Rows from a figure dataset
• • • •
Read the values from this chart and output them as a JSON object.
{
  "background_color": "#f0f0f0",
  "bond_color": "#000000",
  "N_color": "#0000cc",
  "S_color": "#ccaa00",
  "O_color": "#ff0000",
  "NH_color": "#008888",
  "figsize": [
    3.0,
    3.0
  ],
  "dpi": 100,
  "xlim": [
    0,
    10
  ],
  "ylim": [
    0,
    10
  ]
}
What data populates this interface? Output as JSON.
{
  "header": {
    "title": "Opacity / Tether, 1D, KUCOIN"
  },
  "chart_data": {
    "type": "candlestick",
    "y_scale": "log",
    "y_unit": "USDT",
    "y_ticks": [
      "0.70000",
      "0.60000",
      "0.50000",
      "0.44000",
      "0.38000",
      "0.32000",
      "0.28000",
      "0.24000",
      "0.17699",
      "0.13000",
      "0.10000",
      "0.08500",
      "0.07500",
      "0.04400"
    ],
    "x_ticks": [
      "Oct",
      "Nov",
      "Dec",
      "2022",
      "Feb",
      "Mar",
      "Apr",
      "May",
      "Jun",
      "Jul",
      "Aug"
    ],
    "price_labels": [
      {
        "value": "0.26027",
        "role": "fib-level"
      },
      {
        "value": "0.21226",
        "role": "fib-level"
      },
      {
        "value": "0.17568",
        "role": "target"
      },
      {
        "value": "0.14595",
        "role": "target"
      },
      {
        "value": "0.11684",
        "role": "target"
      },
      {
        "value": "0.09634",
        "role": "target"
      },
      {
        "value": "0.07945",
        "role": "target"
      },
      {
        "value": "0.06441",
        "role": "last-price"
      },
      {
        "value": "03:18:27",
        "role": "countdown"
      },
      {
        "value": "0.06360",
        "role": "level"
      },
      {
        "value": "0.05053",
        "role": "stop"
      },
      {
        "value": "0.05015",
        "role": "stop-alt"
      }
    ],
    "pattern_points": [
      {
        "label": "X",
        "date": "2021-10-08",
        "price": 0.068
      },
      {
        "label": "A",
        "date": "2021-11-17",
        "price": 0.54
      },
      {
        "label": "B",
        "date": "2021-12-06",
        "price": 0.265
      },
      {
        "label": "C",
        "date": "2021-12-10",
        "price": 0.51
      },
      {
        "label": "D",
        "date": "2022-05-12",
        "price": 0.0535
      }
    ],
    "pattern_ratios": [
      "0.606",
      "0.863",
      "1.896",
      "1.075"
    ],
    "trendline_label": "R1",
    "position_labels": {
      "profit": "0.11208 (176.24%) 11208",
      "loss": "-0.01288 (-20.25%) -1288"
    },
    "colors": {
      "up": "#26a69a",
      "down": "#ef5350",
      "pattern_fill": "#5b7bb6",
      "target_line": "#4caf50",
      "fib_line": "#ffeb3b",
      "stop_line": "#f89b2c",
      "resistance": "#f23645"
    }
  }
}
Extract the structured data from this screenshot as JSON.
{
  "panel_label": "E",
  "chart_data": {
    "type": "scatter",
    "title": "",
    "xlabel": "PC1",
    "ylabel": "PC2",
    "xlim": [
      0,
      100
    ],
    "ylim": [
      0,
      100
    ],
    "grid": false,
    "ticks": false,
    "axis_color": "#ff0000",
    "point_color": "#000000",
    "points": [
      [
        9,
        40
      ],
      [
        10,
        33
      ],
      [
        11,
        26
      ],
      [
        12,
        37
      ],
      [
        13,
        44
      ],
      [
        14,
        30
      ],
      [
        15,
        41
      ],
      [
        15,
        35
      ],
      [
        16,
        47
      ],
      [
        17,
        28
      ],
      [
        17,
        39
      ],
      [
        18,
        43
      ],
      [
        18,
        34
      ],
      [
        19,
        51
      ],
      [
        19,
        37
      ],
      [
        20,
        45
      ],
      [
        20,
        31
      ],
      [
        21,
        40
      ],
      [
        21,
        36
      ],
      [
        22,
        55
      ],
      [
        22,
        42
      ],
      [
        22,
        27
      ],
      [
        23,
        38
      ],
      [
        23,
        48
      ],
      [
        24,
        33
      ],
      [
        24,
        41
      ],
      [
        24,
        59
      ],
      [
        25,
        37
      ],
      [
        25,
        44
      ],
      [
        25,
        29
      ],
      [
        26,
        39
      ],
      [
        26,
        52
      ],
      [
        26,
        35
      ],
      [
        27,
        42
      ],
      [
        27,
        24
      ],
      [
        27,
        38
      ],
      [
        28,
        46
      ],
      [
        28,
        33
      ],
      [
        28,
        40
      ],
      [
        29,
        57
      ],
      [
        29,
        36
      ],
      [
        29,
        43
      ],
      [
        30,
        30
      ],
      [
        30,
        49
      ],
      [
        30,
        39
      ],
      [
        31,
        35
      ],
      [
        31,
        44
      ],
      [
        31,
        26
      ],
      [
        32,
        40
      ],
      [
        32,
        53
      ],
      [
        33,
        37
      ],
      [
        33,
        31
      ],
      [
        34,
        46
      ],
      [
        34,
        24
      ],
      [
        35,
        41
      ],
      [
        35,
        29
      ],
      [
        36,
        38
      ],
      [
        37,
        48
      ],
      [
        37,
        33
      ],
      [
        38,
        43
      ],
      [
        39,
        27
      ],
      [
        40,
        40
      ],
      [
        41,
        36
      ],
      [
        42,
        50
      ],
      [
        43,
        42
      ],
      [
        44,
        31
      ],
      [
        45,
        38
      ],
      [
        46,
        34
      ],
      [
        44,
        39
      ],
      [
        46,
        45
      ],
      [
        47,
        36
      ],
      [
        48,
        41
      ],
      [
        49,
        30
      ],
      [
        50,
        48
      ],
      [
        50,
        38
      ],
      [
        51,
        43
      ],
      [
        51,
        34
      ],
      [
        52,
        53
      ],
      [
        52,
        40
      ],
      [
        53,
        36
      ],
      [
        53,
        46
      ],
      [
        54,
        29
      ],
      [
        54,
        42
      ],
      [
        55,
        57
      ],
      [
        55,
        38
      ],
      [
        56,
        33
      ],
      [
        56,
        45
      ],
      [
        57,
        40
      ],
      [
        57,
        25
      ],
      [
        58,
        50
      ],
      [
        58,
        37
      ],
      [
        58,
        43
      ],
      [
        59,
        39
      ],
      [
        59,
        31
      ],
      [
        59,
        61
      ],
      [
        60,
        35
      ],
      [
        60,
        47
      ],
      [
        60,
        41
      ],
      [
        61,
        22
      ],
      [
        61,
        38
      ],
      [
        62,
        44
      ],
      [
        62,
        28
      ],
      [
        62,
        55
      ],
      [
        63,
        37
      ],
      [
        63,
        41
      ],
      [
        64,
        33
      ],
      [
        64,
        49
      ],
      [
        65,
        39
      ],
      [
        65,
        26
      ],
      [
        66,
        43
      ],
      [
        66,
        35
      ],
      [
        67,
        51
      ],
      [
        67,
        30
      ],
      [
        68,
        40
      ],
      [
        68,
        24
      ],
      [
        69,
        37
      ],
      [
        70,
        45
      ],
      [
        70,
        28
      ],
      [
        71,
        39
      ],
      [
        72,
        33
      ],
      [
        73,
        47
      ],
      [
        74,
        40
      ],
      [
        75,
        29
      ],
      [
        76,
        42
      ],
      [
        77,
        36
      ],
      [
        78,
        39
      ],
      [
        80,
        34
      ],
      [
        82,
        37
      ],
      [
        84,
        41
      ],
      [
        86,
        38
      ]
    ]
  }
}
• • • •
● **Stated task**
Exactly reproduce the material above.

● **Reply to the task**
Read the values from this chart and output them as a JSON object.
{
  "background_color": "#f0f0f0",
  "bond_color": "#000000",
  "N_color": "#0000cc",
  "S_color": "#ccaa00",
  "O_color": "#ff0000",
  "NH_color": "#008888",
  "figsize": [
    3.0,
    3.0
  ],
  "dpi": 100,
  "xlim": [
    0,
    10
  ],
  "ylim": [
    0,
    10
  ]
}
What data populates this interface? Output as JSON.
{
  "header": {
    "title": "Opacity / Tether, 1D, KUCOIN"
  },
  "chart_data": {
    "type": "candlestick",
    "y_scale": "log",
    "y_unit": "USDT",
    "y_ticks": [
      "0.70000",
      "0.60000",
      "0.50000",
      "0.44000",
      "0.38000",
      "0.32000",
      "0.28000",
      "0.24000",
      "0.17699",
      "0.13000",
      "0.10000",
      "0.08500",
      "0.07500",
      "0.04400"
    ],
    "x_ticks": [
      "Oct",
      "Nov",
      "Dec",
      "2022",
      "Feb",
      "Mar",
      "Apr",
      "May",
      "Jun",
      "Jul",
      "Aug"
    ],
    "price_labels": [
      {
        "value": "0.26027",
        "role": "fib-level"
      },
      {
        "value": "0.21226",
        "role": "fib-level"
      },
      {
        "value": "0.17568",
        "role": "target"
      },
      {
        "value": "0.14595",
        "role": "target"
      },
      {
        "value": "0.11684",
        "role": "target"
      },
      {
        "value": "0.09634",
        "role": "target"
      },
      {
        "value": "0.07945",
        "role": "target"
      },
      {
        "value": "0.06441",
        "role": "last-price"
      },
      {
        "value": "03:18:27",
        "role": "countdown"
      },
      {
        "value": "0.06360",
        "role": "level"
      },
      {
        "value": "0.05053",
        "role": "stop"
      },
      {
        "value": "0.05015",
        "role": "stop-alt"
      }
    ],
    "pattern_points": [
      {
        "label": "X",
        "date": "2021-10-08",
        "price": 0.068
      },
      {
        "label": "A",
        "date": "2021-11-17",
        "price": 0.54
      },
      {
        "label": "B",
        "date": "2021-12-06",
        "price": 0.265
      },
      {
        "label": "C",
        "date": "2021-12-10",
        "price": 0.51
      },
      {
        "label": "D",
        "date": "2022-05-12",
        "price": 0.0535
      }
    ],
    "pattern_ratios": [
      "0.606",
      "0.863",
      "1.896",
      "1.075"
    ],
    "trendline_label": "R1",
    "position_labels": {
      "profit": "0.11208 (176.24%) 11208",
      "loss": "-0.01288 (-20.25%) -1288"
    },
    "colors": {
      "up": "#26a69a",
      "down": "#ef5350",
      "pattern_fill": "#5b7bb6",
      "target_line": "#4caf50",
      "fib_line": "#ffeb3b",
      "stop_line": "#f89b2c",
      "resistance": "#f23645"
    }
  }
}
Extract the structured data from this screenshot as JSON.
{
  "panel_label": "E",
  "chart_data": {
    "type": "scatter",
    "title": "",
    "xlabel": "PC1",
    "ylabel": "PC2",
    "xlim": [
      0,
      100
    ],
    "ylim": [
      0,
      100
    ],
    "grid": false,
    "ticks": false,
    "axis_color": "#ff0000",
    "point_color": "#000000",
    "points": [
      [
        9,
        40
      ],
      [
        10,
        33
      ],
      [
        11,
        26
      ],
      [
        12,
        37
      ],
      [
        13,
        44
      ],
      [
        14,
        30
      ],
      [
        15,
        41
      ],
      [
        15,
        35
      ],
      [
        16,
        47
      ],
      [
        17,
        28
      ],
      [
        17,
        39
      ],
      [
        18,
        43
      ],
      [
        18,
        34
      ],
      [
        19,
        51
      ],
      [
        19,
        37
      ],
      [
        20,
        45
      ],
      [
        20,
        31
      ],
      [
        21,
        40
      ],
      [
        21,
        36
      ],
      [
        22,
        55
      ],
      [
        22,
        42
      ],
      [
        22,
        27
      ],
      [
        23,
        38
      ],
      [
        23,
        48
      ],
      [
        24,
        33
      ],
      [
        24,
        41
      ],
      [
        24,
        59
      ],
      [
        25,
        37
      ],
      [
        25,
        44
      ],
      [
        25,
        29
      ],
      [
        26,
        39
      ],
      [
        26,
        52
      ],
      [
        26,
        35
      ],
      [
        27,
        42
      ],
      [
        27,
        24
      ],
      [
        27,
        38
      ],
      [
        28,
        46
      ],
      [
        28,
        33
      ],
      [
        28,
        40
      ],
      [
        29,
        57
      ],
      [
        29,
        36
      ],
      [
        29,
        43
      ],
      [
        30,
        30
      ],
      [
        30,
        49
      ],
      [
        30,
        39
      ],
      [
        31,
        35
      ],
      [
        31,
        44
      ],
      [
        31,
        26
      ],
      [
        32,
        40
      ],
      [
        32,
        53
      ],
      [
        33,
        37
      ],
      [
        33,
        31
      ],
      [
        34,
        46
      ],
      [
        34,
        24
      ],
      [
        35,
        41
      ],
      [
        35,
        29
      ],
      [
        36,
        38
      ],
      [
        37,
        48
      ],
      [
        37,
        33
      ],
      [
        38,
        43
      ],
      [
        39,
        27
      ],
      [
        40,
        40
      ],
      [
        41,
        36
      ],
      [
        42,
        50
      ],
      [
        43,
        42
      ],
      [
        44,
        31
      ],
      [
        45,
        38
      ],
      [
        46,
        34
      ],
      [
        44,
        39
      ],
      [
        46,
        45
      ],
      [
        47,
        36
      ],
      [
        48,
        41
      ],
      [
        49,
        30
      ],
      [
        50,
        48
      ],
      [
        50,
        38
      ],
      [
        51,
        43
      ],
      [
        51,
        34
      ],
      [
        52,
        53
      ],
      [
        52,
        40
      ],
      [
        53,
        36
      ],
      [
        53,
        46
      ],
      [
        54,
        29
      ],
      [
        54,
        42
      ],
      [
        55,
        57
      ],
      [
        55,
        38
      ],
      [
        56,
        33
      ],
      [
        56,
        45
      ],
      [
        57,
        40
      ],
      [
        57,
        25
      ],
      [
        58,
        50
      ],
      [
        58,
        37
      ],
      [
        58,
        43
      ],
      [
        59,
        39
      ],
      [
        59,
        31
      ],
      [
        59,
        61
      ],
      [
        60,
        35
      ],
      [
        60,
        47
      ],
      [
        60,
        41
      ],
      [
        61,
        22
      ],
      [
        61,
        38
      ],
      [
        62,
        44
      ],
      [
        62,
        28
      ],
      [
        62,
        55
      ],
      [
        63,
        37
      ],
      [
        63,
        41
      ],
      [
        64,
        33
      ],
      [
        64,
        49
      ],
      [
        65,
        39
      ],
      [
        65,
        26
      ],
      [
        66,
        43
      ],
      [
        66,
        35
      ],
      [
        67,
        51
      ],
      [
        67,
        30
      ],
      [
        68,
        40
      ],
      [
        68,
        24
      ],
      [
        69,
        37
      ],
      [
        70,
        45
      ],
      [
        70,
        28
      ],
      [
        71,
        39
      ],
      [
        72,
        33
      ],
      [
        73,
        47
      ],
      [
        74,
        40
      ],
      [
        75,
        29
      ],
      [
        76,
        42
      ],
      [
        77,
        36
      ],
      [
        78,
        39
      ],
      [
        80,
        34
      ],
      [
        82,
        37
      ],
      [
        84,
        41
      ],
      [
        86,
        38
      ]
    ]
  }
}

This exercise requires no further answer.